All lines featuring the string "视为无异议" are to be listed.

Dataset records:
··········

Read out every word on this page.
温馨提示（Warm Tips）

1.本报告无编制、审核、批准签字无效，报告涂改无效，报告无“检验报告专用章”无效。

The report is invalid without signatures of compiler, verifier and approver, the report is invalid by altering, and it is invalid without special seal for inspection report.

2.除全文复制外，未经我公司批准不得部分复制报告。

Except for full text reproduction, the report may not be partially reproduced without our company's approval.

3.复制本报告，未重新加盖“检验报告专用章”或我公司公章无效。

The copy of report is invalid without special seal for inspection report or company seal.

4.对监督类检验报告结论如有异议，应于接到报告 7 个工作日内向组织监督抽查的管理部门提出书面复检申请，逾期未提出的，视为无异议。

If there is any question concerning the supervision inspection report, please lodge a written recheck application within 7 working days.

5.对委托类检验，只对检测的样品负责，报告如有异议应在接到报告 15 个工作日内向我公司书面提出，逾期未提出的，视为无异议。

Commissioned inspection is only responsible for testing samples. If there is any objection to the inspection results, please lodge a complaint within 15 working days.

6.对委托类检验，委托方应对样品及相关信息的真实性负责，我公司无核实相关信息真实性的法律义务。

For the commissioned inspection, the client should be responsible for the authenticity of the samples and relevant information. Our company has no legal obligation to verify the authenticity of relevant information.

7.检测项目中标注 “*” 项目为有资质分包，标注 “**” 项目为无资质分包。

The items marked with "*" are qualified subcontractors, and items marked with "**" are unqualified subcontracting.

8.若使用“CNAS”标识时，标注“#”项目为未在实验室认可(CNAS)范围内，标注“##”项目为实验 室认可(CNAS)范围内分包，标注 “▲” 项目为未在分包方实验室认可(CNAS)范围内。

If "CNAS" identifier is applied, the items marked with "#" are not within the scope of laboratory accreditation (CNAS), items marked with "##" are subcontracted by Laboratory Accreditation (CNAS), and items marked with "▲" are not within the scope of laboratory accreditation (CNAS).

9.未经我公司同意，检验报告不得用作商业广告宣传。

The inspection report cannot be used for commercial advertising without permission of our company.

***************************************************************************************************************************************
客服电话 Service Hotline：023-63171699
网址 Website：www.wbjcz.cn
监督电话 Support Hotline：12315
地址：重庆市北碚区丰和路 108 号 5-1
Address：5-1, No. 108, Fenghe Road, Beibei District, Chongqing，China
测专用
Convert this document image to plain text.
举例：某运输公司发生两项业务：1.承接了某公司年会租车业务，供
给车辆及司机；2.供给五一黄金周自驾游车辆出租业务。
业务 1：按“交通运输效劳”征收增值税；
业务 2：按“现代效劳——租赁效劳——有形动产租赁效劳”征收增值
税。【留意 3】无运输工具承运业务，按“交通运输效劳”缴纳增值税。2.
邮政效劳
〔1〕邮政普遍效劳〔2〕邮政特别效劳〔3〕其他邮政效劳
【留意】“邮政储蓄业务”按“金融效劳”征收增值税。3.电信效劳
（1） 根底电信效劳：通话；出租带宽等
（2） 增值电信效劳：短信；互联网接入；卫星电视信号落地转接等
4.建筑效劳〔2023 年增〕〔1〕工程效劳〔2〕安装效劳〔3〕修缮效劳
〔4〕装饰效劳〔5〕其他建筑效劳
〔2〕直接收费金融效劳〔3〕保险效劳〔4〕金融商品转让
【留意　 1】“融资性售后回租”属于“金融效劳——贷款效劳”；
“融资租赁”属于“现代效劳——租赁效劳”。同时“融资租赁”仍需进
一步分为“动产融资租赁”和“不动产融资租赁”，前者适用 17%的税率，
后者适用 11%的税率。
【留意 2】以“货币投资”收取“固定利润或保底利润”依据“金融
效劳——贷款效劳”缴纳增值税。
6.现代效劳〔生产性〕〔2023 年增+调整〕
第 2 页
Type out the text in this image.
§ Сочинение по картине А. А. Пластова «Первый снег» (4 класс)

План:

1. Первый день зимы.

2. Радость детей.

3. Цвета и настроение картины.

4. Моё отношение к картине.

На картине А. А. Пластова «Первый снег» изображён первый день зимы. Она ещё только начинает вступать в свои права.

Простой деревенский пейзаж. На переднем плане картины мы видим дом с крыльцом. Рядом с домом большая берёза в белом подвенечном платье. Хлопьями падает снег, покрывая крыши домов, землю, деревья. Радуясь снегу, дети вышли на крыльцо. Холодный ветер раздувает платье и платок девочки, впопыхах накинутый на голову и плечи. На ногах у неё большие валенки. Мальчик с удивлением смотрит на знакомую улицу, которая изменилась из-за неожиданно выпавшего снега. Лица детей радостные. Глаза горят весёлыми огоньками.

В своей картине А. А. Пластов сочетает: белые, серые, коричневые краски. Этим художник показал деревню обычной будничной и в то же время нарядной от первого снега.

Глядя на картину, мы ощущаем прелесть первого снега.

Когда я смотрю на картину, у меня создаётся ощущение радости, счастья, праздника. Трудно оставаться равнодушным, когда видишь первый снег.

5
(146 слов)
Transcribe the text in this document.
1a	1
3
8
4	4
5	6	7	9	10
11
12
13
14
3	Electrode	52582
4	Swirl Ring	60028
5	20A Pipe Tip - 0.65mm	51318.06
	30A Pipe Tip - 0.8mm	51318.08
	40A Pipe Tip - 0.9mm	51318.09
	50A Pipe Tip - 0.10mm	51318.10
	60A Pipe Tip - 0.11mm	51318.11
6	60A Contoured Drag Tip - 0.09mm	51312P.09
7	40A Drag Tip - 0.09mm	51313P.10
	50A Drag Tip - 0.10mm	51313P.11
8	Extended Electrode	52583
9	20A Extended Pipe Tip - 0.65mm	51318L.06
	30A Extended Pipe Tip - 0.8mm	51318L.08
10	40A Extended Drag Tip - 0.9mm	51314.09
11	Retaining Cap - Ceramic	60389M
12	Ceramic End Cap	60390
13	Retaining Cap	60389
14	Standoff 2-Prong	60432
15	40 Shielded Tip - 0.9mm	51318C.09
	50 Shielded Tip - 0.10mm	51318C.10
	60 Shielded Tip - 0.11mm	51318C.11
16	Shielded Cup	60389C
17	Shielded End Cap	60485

··········

-- THE RESULT --
4.对监督类检验报告结论如有异议，应于接到报告 7 个工作日内向组织监督抽查的管理部门提出书面复检申请，逾期未提出的，视为无异议。
5.对委托类检验，只对检测的样品负责，报告如有异议应在接到报告 15 个工作日内向我公司书面提出，逾期未提出的，视为无异议。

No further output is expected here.